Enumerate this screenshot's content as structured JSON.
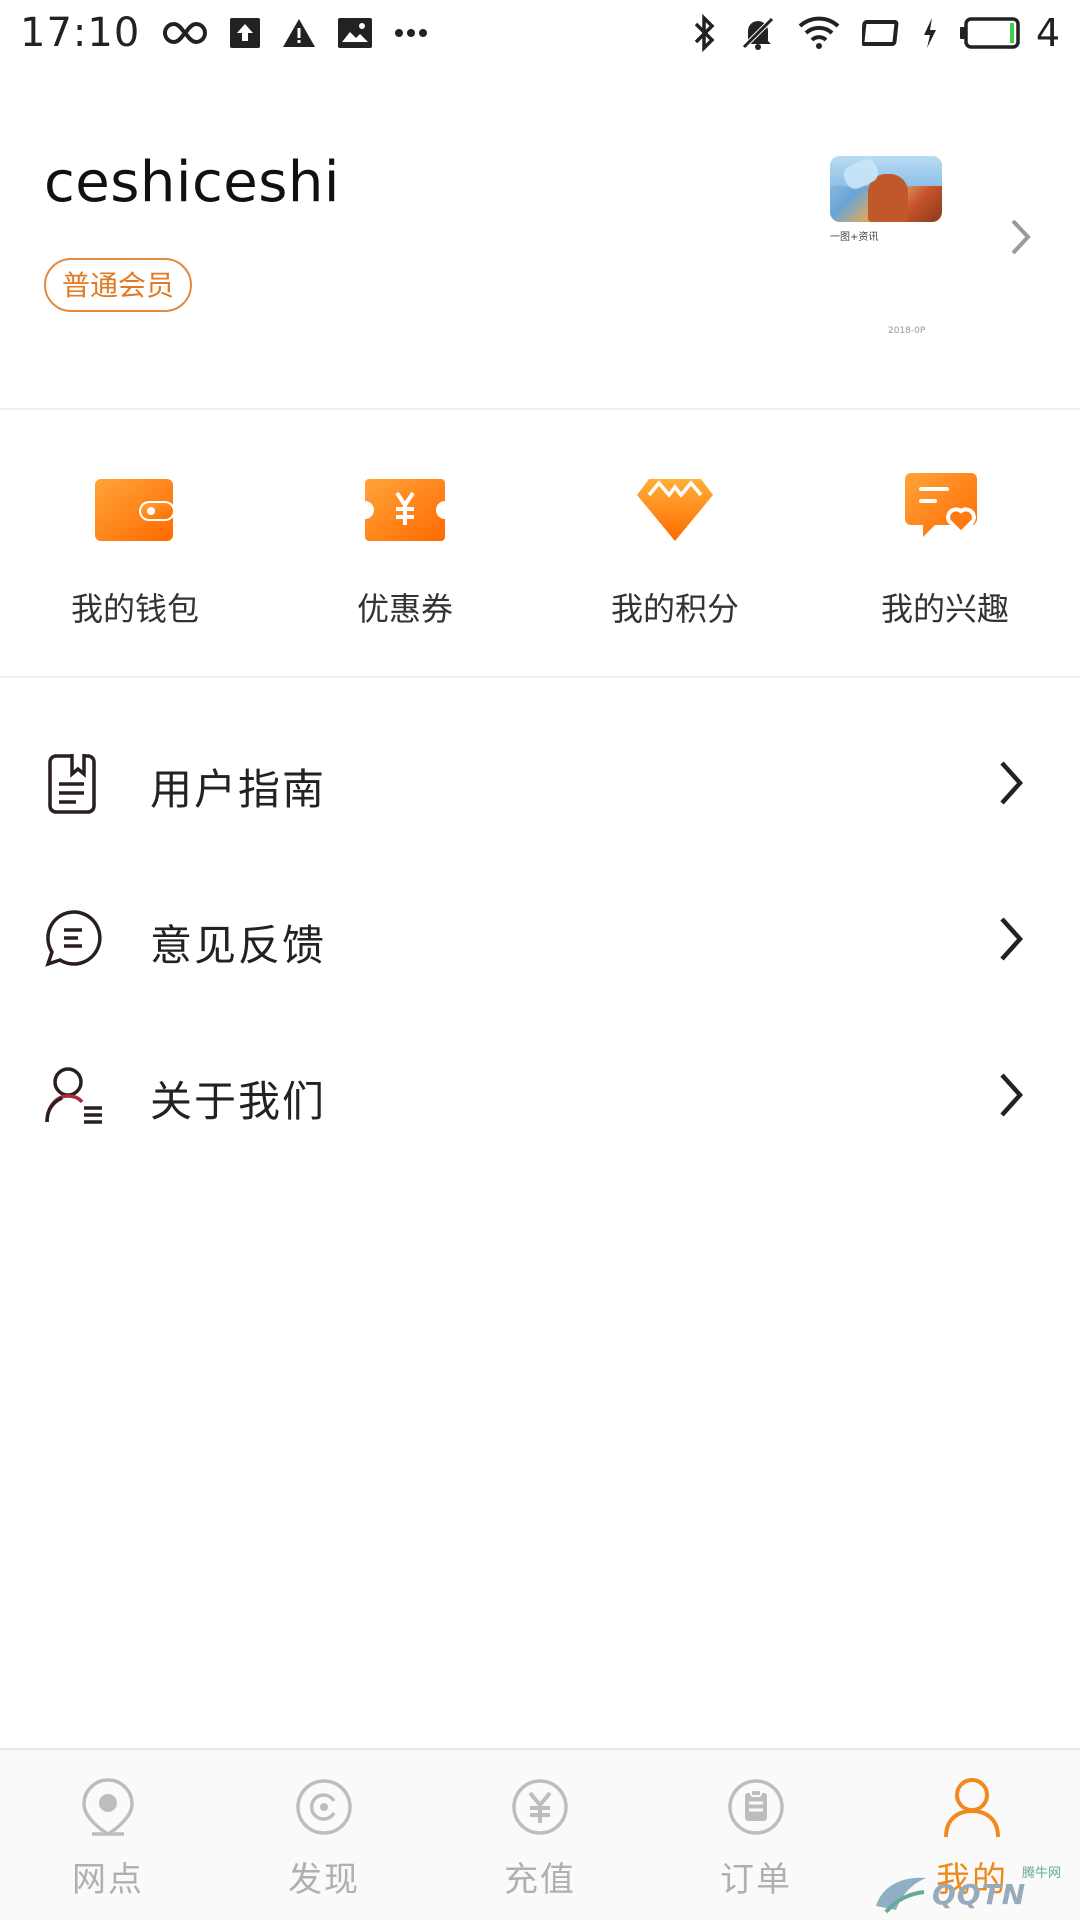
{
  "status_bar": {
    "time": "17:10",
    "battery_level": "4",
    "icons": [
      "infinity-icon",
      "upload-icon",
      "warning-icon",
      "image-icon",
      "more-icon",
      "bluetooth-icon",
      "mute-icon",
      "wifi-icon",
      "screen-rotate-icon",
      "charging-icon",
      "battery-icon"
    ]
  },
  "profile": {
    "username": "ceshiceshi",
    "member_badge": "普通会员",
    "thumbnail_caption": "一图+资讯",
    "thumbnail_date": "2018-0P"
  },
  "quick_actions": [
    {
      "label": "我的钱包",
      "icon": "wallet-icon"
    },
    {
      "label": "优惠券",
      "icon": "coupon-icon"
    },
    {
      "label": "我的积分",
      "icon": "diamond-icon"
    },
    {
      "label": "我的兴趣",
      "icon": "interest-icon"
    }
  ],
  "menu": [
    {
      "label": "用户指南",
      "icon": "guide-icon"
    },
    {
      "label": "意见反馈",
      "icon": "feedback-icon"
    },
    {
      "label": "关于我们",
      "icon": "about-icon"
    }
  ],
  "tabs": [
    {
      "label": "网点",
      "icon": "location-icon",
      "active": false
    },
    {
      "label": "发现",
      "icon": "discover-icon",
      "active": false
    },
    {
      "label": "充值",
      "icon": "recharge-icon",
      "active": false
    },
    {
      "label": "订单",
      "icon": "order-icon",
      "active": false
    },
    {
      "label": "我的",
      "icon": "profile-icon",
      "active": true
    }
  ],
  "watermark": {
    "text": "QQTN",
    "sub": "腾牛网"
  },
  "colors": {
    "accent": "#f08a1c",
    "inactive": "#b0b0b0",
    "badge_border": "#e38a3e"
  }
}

+ + + +

## What you should do
Your copy should repeat each entry above exactly but contain no pictures.

## Result
Enumerate this screenshot's content as structured JSON.
{
  "status_bar": {
    "time": "17:10",
    "battery_level": "4",
    "icons": [
      "infinity-icon",
      "upload-icon",
      "warning-icon",
      "image-icon",
      "more-icon",
      "bluetooth-icon",
      "mute-icon",
      "wifi-icon",
      "screen-rotate-icon",
      "charging-icon",
      "battery-icon"
    ]
  },
  "profile": {
    "username": "ceshiceshi",
    "member_badge": "普通会员",
    "thumbnail_caption": "一图+资讯",
    "thumbnail_date": "2018-0P"
  },
  "quick_actions": [
    {
      "label": "我的钱包",
      "icon": "wallet-icon"
    },
    {
      "label": "优惠券",
      "icon": "coupon-icon"
    },
    {
      "label": "我的积分",
      "icon": "diamond-icon"
    },
    {
      "label": "我的兴趣",
      "icon": "interest-icon"
    }
  ],
  "menu": [
    {
      "label": "用户指南",
      "icon": "guide-icon"
    },
    {
      "label": "意见反馈",
      "icon": "feedback-icon"
    },
    {
      "label": "关于我们",
      "icon": "about-icon"
    }
  ],
  "tabs": [
    {
      "label": "网点",
      "icon": "location-icon",
      "active": false
    },
    {
      "label": "发现",
      "icon": "discover-icon",
      "active": false
    },
    {
      "label": "充值",
      "icon": "recharge-icon",
      "active": false
    },
    {
      "label": "订单",
      "icon": "order-icon",
      "active": false
    },
    {
      "label": "我的",
      "icon": "profile-icon",
      "active": true
    }
  ],
  "watermark": {
    "text": "QQTN",
    "sub": "腾牛网"
  },
  "colors": {
    "accent": "#f08a1c",
    "inactive": "#b0b0b0",
    "badge_border": "#e38a3e"
  }
}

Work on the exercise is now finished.